-- start of Material shown --

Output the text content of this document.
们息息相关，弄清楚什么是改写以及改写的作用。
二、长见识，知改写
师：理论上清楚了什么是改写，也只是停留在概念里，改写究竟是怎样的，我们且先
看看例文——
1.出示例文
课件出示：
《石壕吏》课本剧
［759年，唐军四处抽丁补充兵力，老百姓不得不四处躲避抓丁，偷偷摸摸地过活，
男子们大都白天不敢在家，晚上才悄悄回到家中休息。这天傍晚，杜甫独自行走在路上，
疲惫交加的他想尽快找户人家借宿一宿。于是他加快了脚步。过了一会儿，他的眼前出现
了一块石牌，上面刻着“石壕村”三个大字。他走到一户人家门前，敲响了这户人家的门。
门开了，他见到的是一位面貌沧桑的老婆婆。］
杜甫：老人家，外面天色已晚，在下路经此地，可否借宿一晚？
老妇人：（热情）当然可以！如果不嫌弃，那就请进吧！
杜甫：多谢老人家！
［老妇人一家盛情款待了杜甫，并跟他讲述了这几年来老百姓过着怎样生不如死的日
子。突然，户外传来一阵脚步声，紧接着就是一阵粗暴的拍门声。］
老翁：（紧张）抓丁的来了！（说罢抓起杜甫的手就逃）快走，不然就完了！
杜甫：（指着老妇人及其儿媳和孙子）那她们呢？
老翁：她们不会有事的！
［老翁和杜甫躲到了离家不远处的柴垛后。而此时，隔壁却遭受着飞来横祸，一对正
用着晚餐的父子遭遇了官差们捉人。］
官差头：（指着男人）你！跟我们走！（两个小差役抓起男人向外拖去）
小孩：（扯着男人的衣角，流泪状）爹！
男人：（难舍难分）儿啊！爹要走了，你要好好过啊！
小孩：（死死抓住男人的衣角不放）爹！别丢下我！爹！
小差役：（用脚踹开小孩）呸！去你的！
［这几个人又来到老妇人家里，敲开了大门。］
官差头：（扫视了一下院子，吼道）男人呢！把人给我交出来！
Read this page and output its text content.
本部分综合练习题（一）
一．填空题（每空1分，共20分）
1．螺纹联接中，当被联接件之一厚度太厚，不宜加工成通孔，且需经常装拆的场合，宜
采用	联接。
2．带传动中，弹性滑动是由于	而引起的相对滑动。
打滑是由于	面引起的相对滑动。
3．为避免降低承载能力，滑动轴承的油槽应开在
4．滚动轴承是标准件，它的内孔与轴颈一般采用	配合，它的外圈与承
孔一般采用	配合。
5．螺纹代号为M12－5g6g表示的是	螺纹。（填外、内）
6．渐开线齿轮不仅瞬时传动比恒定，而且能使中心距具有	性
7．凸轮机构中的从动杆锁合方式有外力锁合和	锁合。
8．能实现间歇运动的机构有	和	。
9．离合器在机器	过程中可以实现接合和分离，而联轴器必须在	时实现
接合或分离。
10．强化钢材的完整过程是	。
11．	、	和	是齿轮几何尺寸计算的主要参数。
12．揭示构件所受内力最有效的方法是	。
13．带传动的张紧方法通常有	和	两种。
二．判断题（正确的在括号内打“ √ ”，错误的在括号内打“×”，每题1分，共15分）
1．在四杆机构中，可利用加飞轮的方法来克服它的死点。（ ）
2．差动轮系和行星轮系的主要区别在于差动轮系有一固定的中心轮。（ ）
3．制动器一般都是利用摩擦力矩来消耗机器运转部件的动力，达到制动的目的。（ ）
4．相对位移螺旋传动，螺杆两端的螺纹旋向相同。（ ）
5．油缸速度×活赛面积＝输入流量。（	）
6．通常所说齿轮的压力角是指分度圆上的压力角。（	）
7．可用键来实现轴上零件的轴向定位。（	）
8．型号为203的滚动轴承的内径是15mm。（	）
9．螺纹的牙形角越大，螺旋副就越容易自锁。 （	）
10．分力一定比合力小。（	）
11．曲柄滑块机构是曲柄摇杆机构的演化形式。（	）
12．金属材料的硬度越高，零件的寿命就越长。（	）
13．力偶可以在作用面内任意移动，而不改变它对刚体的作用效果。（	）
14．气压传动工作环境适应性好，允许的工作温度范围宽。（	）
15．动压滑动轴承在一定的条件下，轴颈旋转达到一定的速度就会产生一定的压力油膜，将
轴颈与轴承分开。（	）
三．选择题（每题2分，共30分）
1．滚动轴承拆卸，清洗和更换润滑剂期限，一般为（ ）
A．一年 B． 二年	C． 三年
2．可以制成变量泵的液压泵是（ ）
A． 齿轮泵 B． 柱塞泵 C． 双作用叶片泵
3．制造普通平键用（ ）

-- end of Material shown --

§ Given exercise
Search the records for the word "this" and copy every line where it occurs.

§ Complete output
Output the text content of this document.
Read this page and output its text content.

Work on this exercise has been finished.